Check each line of the records below and collect those holding "учреждениям".

START

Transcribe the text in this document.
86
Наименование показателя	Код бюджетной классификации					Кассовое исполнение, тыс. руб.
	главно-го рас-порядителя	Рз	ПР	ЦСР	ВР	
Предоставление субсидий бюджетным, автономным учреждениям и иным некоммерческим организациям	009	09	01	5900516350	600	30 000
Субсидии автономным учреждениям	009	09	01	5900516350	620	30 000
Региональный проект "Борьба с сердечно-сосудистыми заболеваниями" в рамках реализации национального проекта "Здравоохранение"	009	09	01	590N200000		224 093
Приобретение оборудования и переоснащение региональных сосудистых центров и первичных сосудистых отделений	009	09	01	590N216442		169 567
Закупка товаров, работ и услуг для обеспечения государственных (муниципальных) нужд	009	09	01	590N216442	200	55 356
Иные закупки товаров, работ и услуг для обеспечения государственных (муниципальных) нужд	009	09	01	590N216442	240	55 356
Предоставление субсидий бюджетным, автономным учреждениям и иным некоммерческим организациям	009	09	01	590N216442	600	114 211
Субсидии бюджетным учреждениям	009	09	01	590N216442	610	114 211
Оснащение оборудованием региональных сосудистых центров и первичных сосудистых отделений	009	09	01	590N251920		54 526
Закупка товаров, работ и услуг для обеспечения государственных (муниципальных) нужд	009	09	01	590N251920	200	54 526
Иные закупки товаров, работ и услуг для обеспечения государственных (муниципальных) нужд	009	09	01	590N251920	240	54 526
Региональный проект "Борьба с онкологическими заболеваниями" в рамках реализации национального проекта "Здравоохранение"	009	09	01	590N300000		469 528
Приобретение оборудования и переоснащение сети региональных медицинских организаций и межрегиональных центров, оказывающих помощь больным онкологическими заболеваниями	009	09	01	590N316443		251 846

END

— RESULT FOR THIS EXERCISE —
Предоставление субсидий бюджетным, автономным учреждениям и иным некоммерческим организациям	009	09	01	5900516350	600	30 000
Субсидии автономным учреждениям	009	09	01	5900516350	620	30 000
Предоставление субсидий бюджетным, автономным учреждениям и иным некоммерческим организациям	009	09	01	590N216442	600	114 211
Субсидии бюджетным учреждениям	009	09	01	590N216442	610	114 211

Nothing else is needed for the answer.